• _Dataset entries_
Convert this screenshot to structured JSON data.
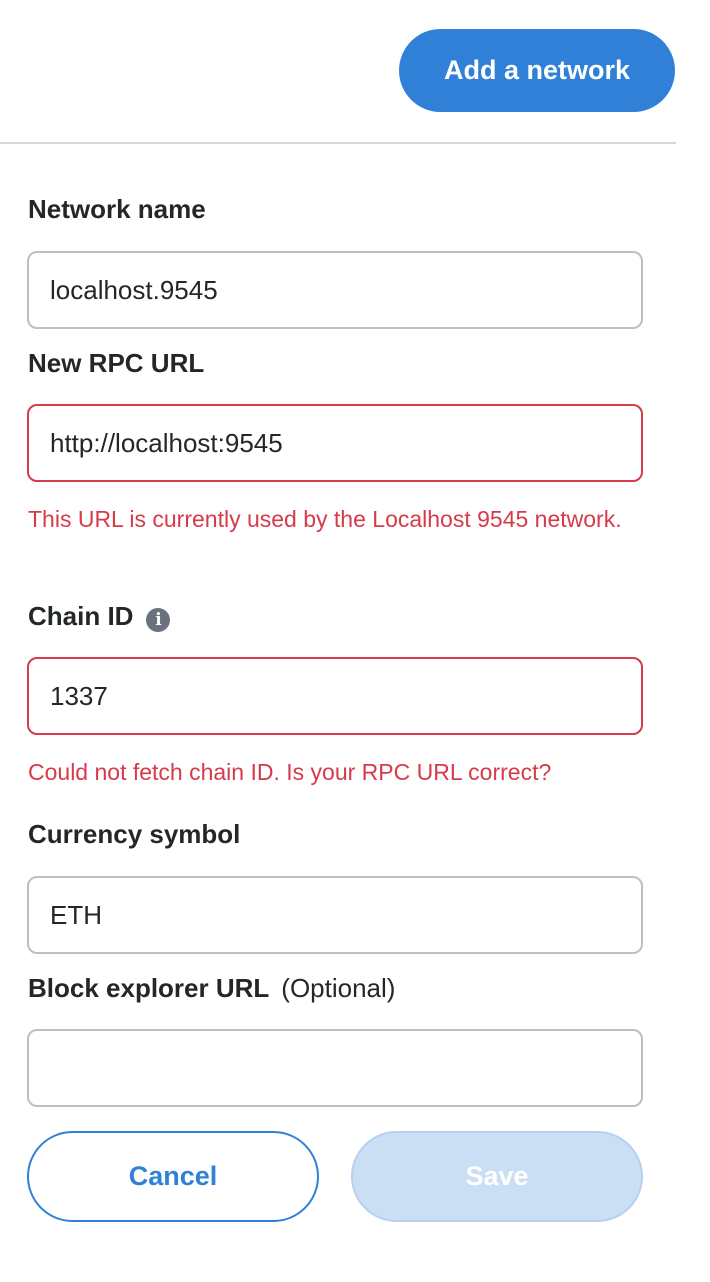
{
  "header": {
    "add_network_label": "Add a network"
  },
  "form": {
    "network_name": {
      "label": "Network name",
      "value": "localhost.9545"
    },
    "rpc_url": {
      "label": "New RPC URL",
      "value": "http://localhost:9545",
      "error": "This URL is currently used by the Localhost 9545 network."
    },
    "chain_id": {
      "label": "Chain ID",
      "info_icon": "i",
      "value": "1337",
      "error": "Could not fetch chain ID. Is your RPC URL correct?"
    },
    "currency_symbol": {
      "label": "Currency symbol",
      "value": "ETH"
    },
    "block_explorer": {
      "label": "Block explorer URL",
      "optional": "(Optional)",
      "value": ""
    }
  },
  "actions": {
    "cancel_label": "Cancel",
    "save_label": "Save"
  },
  "colors": {
    "primary": "#2f80d6",
    "error": "#d73a49",
    "save_disabled_bg": "#cadff3"
  }
}
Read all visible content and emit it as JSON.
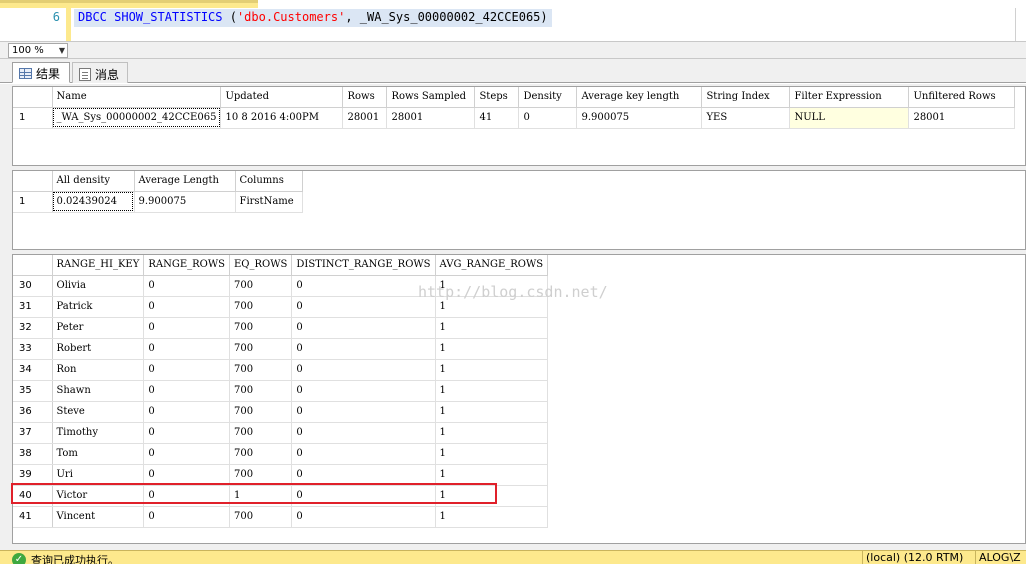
{
  "editor": {
    "line_number": "6",
    "sql_keyword": "DBCC SHOW_STATISTICS",
    "sql_open": " (",
    "sql_string": "'dbo.Customers'",
    "sql_rest": ", _WA_Sys_00000002_42CCE065)"
  },
  "zoom": {
    "value": "100 %"
  },
  "tabs": [
    {
      "label": "结果"
    },
    {
      "label": "消息"
    }
  ],
  "header_table": {
    "columns": [
      "Name",
      "Updated",
      "Rows",
      "Rows Sampled",
      "Steps",
      "Density",
      "Average key length",
      "String Index",
      "Filter Expression",
      "Unfiltered Rows"
    ],
    "rows": [
      {
        "rn": "1",
        "cells": [
          "_WA_Sys_00000002_42CCE065",
          "10  8 2016  4:00PM",
          "28001",
          "28001",
          "41",
          "0",
          "9.900075",
          "YES",
          "NULL",
          "28001"
        ]
      }
    ]
  },
  "density_table": {
    "columns": [
      "All density",
      "Average Length",
      "Columns"
    ],
    "rows": [
      {
        "rn": "1",
        "cells": [
          "0.02439024",
          "9.900075",
          "FirstName"
        ]
      }
    ]
  },
  "histogram_table": {
    "columns": [
      "RANGE_HI_KEY",
      "RANGE_ROWS",
      "EQ_ROWS",
      "DISTINCT_RANGE_ROWS",
      "AVG_RANGE_ROWS"
    ],
    "rows": [
      {
        "rn": "30",
        "cells": [
          "Olivia",
          "0",
          "700",
          "0",
          "1"
        ]
      },
      {
        "rn": "31",
        "cells": [
          "Patrick",
          "0",
          "700",
          "0",
          "1"
        ]
      },
      {
        "rn": "32",
        "cells": [
          "Peter",
          "0",
          "700",
          "0",
          "1"
        ]
      },
      {
        "rn": "33",
        "cells": [
          "Robert",
          "0",
          "700",
          "0",
          "1"
        ]
      },
      {
        "rn": "34",
        "cells": [
          "Ron",
          "0",
          "700",
          "0",
          "1"
        ]
      },
      {
        "rn": "35",
        "cells": [
          "Shawn",
          "0",
          "700",
          "0",
          "1"
        ]
      },
      {
        "rn": "36",
        "cells": [
          "Steve",
          "0",
          "700",
          "0",
          "1"
        ]
      },
      {
        "rn": "37",
        "cells": [
          "Timothy",
          "0",
          "700",
          "0",
          "1"
        ]
      },
      {
        "rn": "38",
        "cells": [
          "Tom",
          "0",
          "700",
          "0",
          "1"
        ]
      },
      {
        "rn": "39",
        "cells": [
          "Uri",
          "0",
          "700",
          "0",
          "1"
        ]
      },
      {
        "rn": "40",
        "cells": [
          "Victor",
          "0",
          "1",
          "0",
          "1"
        ]
      },
      {
        "rn": "41",
        "cells": [
          "Vincent",
          "0",
          "700",
          "0",
          "1"
        ]
      }
    ]
  },
  "watermark": "http://blog.csdn.net/",
  "status": {
    "message": "查询已成功执行。",
    "server": "(local) (12.0 RTM)",
    "user": "ALOG\\Z"
  }
}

• _The request_
Copy the material shown above in full and exactly. Skip the pictures.

• _Correct response_
Convert this screenshot to structured JSON data.
{
  "header": {
    "add_network_label": "Add a network"
  },
  "form": {
    "network_name": {
      "label": "Network name",
      "value": "localhost.9545"
    },
    "rpc_url": {
      "label": "New RPC URL",
      "value": "http://localhost:9545",
      "error": "This URL is currently used by the Localhost 9545 network."
    },
    "chain_id": {
      "label": "Chain ID",
      "info_icon": "i",
      "value": "1337",
      "error": "Could not fetch chain ID. Is your RPC URL correct?"
    },
    "currency_symbol": {
      "label": "Currency symbol",
      "value": "ETH"
    },
    "block_explorer": {
      "label": "Block explorer URL",
      "optional": "(Optional)",
      "value": ""
    }
  },
  "actions": {
    "cancel_label": "Cancel",
    "save_label": "Save"
  },
  "colors": {
    "primary": "#2f80d6",
    "error": "#d73a49",
    "save_disabled_bg": "#cadff3"
  }
}
Read all visible content and emit it as JSON.
{
  "editor": {
    "line_number": "6",
    "sql_keyword": "DBCC SHOW_STATISTICS",
    "sql_open": " (",
    "sql_string": "'dbo.Customers'",
    "sql_rest": ", _WA_Sys_00000002_42CCE065)"
  },
  "zoom": {
    "value": "100 %"
  },
  "tabs": [
    {
      "label": "结果"
    },
    {
      "label": "消息"
    }
  ],
  "header_table": {
    "columns": [
      "Name",
      "Updated",
      "Rows",
      "Rows Sampled",
      "Steps",
      "Density",
      "Average key length",
      "String Index",
      "Filter Expression",
      "Unfiltered Rows"
    ],
    "rows": [
      {
        "rn": "1",
        "cells": [
          "_WA_Sys_00000002_42CCE065",
          "10  8 2016  4:00PM",
          "28001",
          "28001",
          "41",
          "0",
          "9.900075",
          "YES",
          "NULL",
          "28001"
        ]
      }
    ]
  },
  "density_table": {
    "columns": [
      "All density",
      "Average Length",
      "Columns"
    ],
    "rows": [
      {
        "rn": "1",
        "cells": [
          "0.02439024",
          "9.900075",
          "FirstName"
        ]
      }
    ]
  },
  "histogram_table": {
    "columns": [
      "RANGE_HI_KEY",
      "RANGE_ROWS",
      "EQ_ROWS",
      "DISTINCT_RANGE_ROWS",
      "AVG_RANGE_ROWS"
    ],
    "rows": [
      {
        "rn": "30",
        "cells": [
          "Olivia",
          "0",
          "700",
          "0",
          "1"
        ]
      },
      {
        "rn": "31",
        "cells": [
          "Patrick",
          "0",
          "700",
          "0",
          "1"
        ]
      },
      {
        "rn": "32",
        "cells": [
          "Peter",
          "0",
          "700",
          "0",
          "1"
        ]
      },
      {
        "rn": "33",
        "cells": [
          "Robert",
          "0",
          "700",
          "0",
          "1"
        ]
      },
      {
        "rn": "34",
        "cells": [
          "Ron",
          "0",
          "700",
          "0",
          "1"
        ]
      },
      {
        "rn": "35",
        "cells": [
          "Shawn",
          "0",
          "700",
          "0",
          "1"
        ]
      },
      {
        "rn": "36",
        "cells": [
          "Steve",
          "0",
          "700",
          "0",
          "1"
        ]
      },
      {
        "rn": "37",
        "cells": [
          "Timothy",
          "0",
          "700",
          "0",
          "1"
        ]
      },
      {
        "rn": "38",
        "cells": [
          "Tom",
          "0",
          "700",
          "0",
          "1"
        ]
      },
      {
        "rn": "39",
        "cells": [
          "Uri",
          "0",
          "700",
          "0",
          "1"
        ]
      },
      {
        "rn": "40",
        "cells": [
          "Victor",
          "0",
          "1",
          "0",
          "1"
        ]
      },
      {
        "rn": "41",
        "cells": [
          "Vincent",
          "0",
          "700",
          "0",
          "1"
        ]
      }
    ]
  },
  "watermark": "http://blog.csdn.net/",
  "status": {
    "message": "查询已成功执行。",
    "server": "(local) (12.0 RTM)",
    "user": "ALOG\\Z"
  }
}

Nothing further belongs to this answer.